El final de la Unión Soviética en diciembre de 1991, los días que conmovieron al mundo
Si la Revolución de Octubre conmovió al mundo, en palabras del cronista de la época Jon Reed, el final hoy hace 20 años de su gigante criatura política, la URSS, no dejó indiferente a nadie. Con esta crónica que repasa los principales sucesos que se vivieron en el convulso año de 1991, rematado con un mes de diciembre que resultó definitivo, GARA da inicio a una serie que analiza la actualidad de las repúblicas que conformaron en su día al gigante soviético. Un gigante con pies de barro.
Dabid LAZKANOITURBURU
El 25 de diciembre de 1991, un cariacontecido Mijail Gorbachov anuncia ante las cámaras de televisión su dimisión como presidente de la Unión de Repúblicas Socialistas Soviéticas (URSS). Mientras firma su renuncia, la bandera roja con la hoz y el martillo es arriada en el Kremlin, siendo sustituida por la bandera tricolor de la Federación Rusa.
Culmina así un proceso, el de la disolución de la estructura política más colosal (en tamaño) y decisiva en la historia del siglo XX. Un proceso sobre cuyo origen existen fuertes discrepancias entre los analistas pero que se acelerará inexorablemente en la segunda mitad de 1991, de la mano del fallido golpe de Estado de agosto y tras el triunfo total del entonces político en ascenso, Boris Yeltsin, sobre Gorbachov y su intento de reforma gradual del sistema para evitar su a la postre inevitable implosión.
Nacimiento de la URSS
69 años antes, el 30 de diciembre de 1922, nacía oficialmente la Unión de Repúblicas Socialistas Soviéticas. Vladimir Ilich Ulianov, Lenin, imponía sus tesis con la firma de un Tratado de la Unión que, respetando oficialmente el principio del derecho de autodeterminación defendido por el líder de la revolución bolchevique, subrayaba sobre el papel la voluntariedad en la incorporación por parte de cada una de las repúblicas y reconocía, también expresamente, su derecho a la secesión.
El acta de nacimiento de la URSS estará marcada por la guerra civil (1918-1921) -fomentada por las potencias coloniales extranjeras- que siguió al triunfo en 1917 de la Revolución de Octubre. Y desde su mismo inicio y configuración estará condicionada por pulsiones favorables al histórico dominio ruso.
Stalin, quien un año después y tras la prematura muerte de Lenin comienza a cimentar el que será su omnímodo poder, había defendido en los debates, y desde su premisa del «socialismo en un sólo país», la simple anexión a Rusia de Ucrania, Bielorrusia y las tres repúblicas caucásicas, eso sí, reconociéndoles cierto grado de autonomía.

++++++++++

Continúa la crónica sobre el final de la Unión Soviética a partir de su última oración.

### INFORMACIÓN PROPORCIONADA
++++++++++

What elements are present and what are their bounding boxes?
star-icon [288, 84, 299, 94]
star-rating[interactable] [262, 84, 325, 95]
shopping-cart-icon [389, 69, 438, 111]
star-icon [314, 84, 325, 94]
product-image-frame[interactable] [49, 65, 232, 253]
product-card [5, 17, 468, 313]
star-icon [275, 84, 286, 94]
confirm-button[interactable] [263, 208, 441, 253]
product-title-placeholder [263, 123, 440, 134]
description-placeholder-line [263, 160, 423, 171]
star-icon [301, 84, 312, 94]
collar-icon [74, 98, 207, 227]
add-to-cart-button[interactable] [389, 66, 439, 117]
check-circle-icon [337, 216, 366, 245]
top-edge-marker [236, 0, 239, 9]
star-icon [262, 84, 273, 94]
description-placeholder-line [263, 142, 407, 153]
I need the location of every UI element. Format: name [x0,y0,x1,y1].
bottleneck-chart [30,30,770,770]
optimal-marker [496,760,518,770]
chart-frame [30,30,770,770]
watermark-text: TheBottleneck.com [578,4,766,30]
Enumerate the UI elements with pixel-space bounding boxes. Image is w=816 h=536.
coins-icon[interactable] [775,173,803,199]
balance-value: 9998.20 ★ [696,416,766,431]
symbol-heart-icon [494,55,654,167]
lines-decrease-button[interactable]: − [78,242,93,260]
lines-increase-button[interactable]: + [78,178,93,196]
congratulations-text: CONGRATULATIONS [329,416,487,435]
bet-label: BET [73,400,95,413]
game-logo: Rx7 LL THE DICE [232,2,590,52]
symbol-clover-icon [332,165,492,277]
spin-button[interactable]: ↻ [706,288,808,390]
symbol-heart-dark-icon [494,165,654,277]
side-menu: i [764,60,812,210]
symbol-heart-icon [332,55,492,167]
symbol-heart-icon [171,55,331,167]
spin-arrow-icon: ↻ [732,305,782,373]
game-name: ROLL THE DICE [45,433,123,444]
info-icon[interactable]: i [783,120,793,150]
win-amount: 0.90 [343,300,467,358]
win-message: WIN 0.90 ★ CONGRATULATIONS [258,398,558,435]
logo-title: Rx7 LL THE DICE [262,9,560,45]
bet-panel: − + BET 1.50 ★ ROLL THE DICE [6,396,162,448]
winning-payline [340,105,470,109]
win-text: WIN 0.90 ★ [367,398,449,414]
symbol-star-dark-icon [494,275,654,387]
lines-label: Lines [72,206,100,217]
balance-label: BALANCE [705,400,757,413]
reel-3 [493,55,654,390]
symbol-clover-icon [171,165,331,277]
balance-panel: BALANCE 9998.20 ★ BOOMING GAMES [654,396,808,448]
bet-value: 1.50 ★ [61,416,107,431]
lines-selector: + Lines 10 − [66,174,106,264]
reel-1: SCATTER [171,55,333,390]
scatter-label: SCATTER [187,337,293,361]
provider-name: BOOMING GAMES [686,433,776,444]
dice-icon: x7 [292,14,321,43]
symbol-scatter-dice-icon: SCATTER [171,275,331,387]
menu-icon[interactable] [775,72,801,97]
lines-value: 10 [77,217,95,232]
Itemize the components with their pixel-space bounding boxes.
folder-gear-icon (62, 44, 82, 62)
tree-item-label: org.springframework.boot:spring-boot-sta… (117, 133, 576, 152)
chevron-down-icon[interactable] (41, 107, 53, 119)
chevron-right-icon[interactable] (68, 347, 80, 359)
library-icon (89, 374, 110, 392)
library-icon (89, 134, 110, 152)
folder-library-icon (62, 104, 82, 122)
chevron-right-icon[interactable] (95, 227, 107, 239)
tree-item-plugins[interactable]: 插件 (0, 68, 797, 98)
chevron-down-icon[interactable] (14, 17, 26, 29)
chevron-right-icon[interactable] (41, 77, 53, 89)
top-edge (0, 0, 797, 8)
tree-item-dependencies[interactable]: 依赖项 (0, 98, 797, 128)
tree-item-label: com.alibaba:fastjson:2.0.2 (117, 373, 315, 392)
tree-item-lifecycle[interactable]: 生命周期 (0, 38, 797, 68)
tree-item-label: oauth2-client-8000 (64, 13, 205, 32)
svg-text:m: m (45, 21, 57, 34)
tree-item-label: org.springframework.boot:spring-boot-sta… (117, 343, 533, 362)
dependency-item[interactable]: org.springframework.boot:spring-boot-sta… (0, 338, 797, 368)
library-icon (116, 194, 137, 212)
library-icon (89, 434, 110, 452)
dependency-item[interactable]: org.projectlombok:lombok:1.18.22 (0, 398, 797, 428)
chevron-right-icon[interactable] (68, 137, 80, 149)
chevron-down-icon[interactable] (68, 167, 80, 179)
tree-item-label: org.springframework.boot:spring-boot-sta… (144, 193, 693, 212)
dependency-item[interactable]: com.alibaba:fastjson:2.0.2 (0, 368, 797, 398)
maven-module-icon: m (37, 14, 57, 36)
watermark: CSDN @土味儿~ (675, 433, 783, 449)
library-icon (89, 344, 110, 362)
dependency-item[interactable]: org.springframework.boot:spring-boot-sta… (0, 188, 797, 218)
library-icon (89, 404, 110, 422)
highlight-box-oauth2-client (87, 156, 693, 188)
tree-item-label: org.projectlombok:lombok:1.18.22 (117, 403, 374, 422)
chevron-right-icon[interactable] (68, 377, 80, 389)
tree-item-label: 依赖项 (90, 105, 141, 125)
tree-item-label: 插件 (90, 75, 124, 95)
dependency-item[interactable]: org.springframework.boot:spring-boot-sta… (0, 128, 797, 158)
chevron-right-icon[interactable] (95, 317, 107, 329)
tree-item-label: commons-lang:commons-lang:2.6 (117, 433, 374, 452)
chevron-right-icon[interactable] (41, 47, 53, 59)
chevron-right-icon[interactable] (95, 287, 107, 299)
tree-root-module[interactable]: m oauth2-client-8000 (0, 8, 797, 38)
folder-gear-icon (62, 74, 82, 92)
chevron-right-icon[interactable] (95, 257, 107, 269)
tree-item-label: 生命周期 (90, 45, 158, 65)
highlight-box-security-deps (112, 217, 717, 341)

++++++++++

### RESPUESTA
Su idea, derrotada en el seno del partido, será la que se impondrá a la postre y extenderá el dominio del centro ruso a las otras 14 repúblicas federadas de Europa y Asia y a las veinte repúblicas autónomas, la mayoría de ellas integrantes de la República Socialista federativa de Rusia.
No obstante, y frente a quienes ponen la atención en la perversión del sistema que supuso el estalinismo y su influencia letal en la deriva y posterior desaparición de la URSS, no faltan los que atisban ya en su misma génesis, o incluso durante los días de la Revolución de Octubre, las razones del fracaso del ingente proyecto de creación del nuevo hombre soviético y de su superestructura política, la URSS.
Destacan, los defensores de esta tesis, la centralización del poder en torno al partido a través del vaciamiento del poder inicial de los soviets, la burocratización y la traición, desde sus inicios, de los ideales revolucionarios y libertadores que guiaron al pueblo ruso a llevar adelante uno de los más grandes intentos de transformación social que ha conocido la historia de la Humanidad.
Al margen de debates y atribución de responsabilidades a unos u a otros, tampoco cabe duda de que la corta historia de la URSS seguirá la estela de las viejas reclamaciones territoriales de la Rusia de los Zares, lo que resulta evidente a la luz de las anexiones por la fuerza y en plena II Guerra Mundial, de las tres repúblicas bálticas, o de la extensión del poder moscovita hasta las repúblicas de Asia Central, escenario histórico del Gran Juego entre las potencias ya desde el siglo XIX y zona considerada de expansión vital del zarismo.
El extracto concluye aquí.